# Extracted data start

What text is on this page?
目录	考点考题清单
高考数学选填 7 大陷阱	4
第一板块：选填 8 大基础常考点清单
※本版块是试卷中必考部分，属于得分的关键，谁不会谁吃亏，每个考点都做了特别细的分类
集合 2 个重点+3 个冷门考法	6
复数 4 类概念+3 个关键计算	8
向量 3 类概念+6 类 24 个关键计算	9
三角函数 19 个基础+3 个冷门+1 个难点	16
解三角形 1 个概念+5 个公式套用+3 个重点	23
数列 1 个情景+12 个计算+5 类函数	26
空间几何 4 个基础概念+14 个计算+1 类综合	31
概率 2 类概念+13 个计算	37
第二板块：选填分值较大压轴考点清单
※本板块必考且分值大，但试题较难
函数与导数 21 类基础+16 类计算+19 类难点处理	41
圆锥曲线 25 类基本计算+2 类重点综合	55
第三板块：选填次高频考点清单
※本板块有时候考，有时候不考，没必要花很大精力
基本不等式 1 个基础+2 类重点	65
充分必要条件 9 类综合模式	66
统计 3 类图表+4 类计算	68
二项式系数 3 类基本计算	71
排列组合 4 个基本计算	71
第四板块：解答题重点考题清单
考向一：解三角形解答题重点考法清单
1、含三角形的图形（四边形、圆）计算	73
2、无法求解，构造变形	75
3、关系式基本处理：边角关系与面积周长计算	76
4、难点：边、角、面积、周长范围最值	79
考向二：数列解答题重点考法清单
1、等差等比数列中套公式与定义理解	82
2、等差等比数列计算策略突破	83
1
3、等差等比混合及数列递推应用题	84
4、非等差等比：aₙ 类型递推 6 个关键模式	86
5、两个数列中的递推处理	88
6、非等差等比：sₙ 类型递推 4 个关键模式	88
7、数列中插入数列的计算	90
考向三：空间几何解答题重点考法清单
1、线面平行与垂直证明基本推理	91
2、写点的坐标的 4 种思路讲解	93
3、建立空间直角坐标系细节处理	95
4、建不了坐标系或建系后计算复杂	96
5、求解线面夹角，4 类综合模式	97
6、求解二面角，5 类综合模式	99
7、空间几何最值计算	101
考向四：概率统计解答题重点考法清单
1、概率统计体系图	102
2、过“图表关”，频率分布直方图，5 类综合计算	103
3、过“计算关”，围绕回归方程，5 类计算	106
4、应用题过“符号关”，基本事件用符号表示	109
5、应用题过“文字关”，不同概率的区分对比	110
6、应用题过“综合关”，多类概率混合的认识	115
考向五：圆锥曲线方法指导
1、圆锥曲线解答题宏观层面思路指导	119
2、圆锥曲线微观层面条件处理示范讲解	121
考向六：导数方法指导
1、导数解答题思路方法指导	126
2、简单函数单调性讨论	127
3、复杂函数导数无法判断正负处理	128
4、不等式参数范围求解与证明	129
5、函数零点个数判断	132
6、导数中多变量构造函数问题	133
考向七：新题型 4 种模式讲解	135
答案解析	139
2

# Extracted data end

Given exercise:
Collect the lines that hold "类综合模式".

Response:
充分必要条件 9 类综合模式	66
5、求解线面夹角，4 类综合模式	97
6、求解二面角，5 类综合模式	99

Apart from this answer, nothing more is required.